======== EXCERPT TO READ ========

ORC v2 question

Hi,

I am trying out ORC v2 and facing some problems.

I am using LLVM 8.0.1.
I updated my ORC v1 implementation from 6.0 to 8.0 based on
Kaleidoscope example (i.e. using Legacy classes) and that works fine.

Now I am trying out ORC v2 apis, based on
llvm/KaleidoscopeJIT.h at master · llvm-mirror/llvm · GitHub.

I have got it to compile and build.
But looks like my compiled code is not being optimized at all.

For optimization I am using the PassManagerBuilder class to setup the
passes. I use OptLevel = 2. This works perfectly with ORC v1 apis, but
with ORC v2 I am not sure what is happening. I can see that the
optimizeModule() is being called.

Second issue is - I need to use an instance method as optimizeModule()
but based on the example this is now a static method. Is this a
restriction in the new api? I need to pass some parameters from the
JIT context such as what optimization level to use.

Thanks and Regards
Dibyendu

Hi Dibyendu,
Could you please send me your unoptimized and expected optimized code? The default implementation only contains some transformations. It would be helpful to know what you are actually trying.

Optimize Module is just a function object.

Hi Praveen,

Could you please send me your unoptimized and expected optimized code? The default implementation only contains some transformations. It would be helpful to know what you are actually trying.
Optimize Module is just a function object.

You can view the code here:

https://github.com/dibyendumajumdar/ravi/blob/master/include/ravi_llvmcodegen.h
https://github.com/dibyendumajumdar/ravi/blob/master/src/ravi_llvmjit.cpp

Just look for USE_ORCv2_JIT

The code is messy but that is because LLVM's api keeps changing from
version to version, causing huge issues for users.

Hi Dibyendu
I understand that ORCv2 is changing fast, I will try to answer quickly if you provide me the

Optimized IR Module (with your expectations) and Unoptimized IR Module the ORC gives you.
I can’t able to build your project though now :slight_smile:

I understand that ORCv2 is changing fast, I will try to answer quickly if you provide me the
Optimized IR Module (with your expectations) and Unoptimized IR Module the ORC gives you.

========

TO-DO LIST
**a.** From the ORC v2 thread, copy the passage starting with "I am using LLVM" and going on through "llvm-mirror/llvm · GitHub.".
**b.** Starting with the first line of the records and going on through the line with "divider-line [147,734,217,736]", write those lines out again with "avatar-photo" switched to "profile-image" and nothing else changed.

======== DATA SECTION ========

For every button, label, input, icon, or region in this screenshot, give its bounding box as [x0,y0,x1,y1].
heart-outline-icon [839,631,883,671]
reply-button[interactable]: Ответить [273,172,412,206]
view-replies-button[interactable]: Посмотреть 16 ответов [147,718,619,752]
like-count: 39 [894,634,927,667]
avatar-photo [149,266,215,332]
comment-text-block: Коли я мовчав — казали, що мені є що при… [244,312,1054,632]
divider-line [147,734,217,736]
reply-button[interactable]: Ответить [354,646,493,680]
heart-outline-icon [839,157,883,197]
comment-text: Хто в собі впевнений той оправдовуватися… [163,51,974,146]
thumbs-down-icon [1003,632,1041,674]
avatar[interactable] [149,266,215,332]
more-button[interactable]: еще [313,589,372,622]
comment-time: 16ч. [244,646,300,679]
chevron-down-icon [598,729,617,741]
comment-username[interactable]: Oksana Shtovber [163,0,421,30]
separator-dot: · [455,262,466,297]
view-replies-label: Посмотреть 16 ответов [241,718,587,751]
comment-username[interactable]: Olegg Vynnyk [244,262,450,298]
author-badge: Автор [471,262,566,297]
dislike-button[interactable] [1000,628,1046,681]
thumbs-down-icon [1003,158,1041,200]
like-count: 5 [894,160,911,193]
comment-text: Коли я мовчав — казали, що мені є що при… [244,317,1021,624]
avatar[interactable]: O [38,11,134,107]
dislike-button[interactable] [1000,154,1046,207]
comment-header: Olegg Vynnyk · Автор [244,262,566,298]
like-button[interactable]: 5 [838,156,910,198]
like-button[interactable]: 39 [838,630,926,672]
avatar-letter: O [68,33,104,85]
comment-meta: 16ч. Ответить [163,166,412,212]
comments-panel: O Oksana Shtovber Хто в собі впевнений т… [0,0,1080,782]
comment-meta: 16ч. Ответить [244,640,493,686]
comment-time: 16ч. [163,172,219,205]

========

OUTPUTS FOR THE TASKS
**a.**
I am using LLVM 8.0.1.
I updated my ORC v1 implementation from 6.0 to 8.0 based on
Kaleidoscope example (i.e. using Legacy classes) and that works fine.

Now I am trying out ORC v2 apis, based on
llvm/KaleidoscopeJIT.h at master · llvm-mirror/llvm · GitHub.

**b.**
For every button, label, input, icon, or region in this screenshot, give its bounding box as [x0,y0,x1,y1].
heart-outline-icon [839,631,883,671]
reply-button[interactable]: Ответить [273,172,412,206]
view-replies-button[interactable]: Посмотреть 16 ответов [147,718,619,752]
like-count: 39 [894,634,927,667]
profile-image [149,266,215,332]
comment-text-block: Коли я мовчав — казали, що мені є що при… [244,312,1054,632]
divider-line [147,734,217,736]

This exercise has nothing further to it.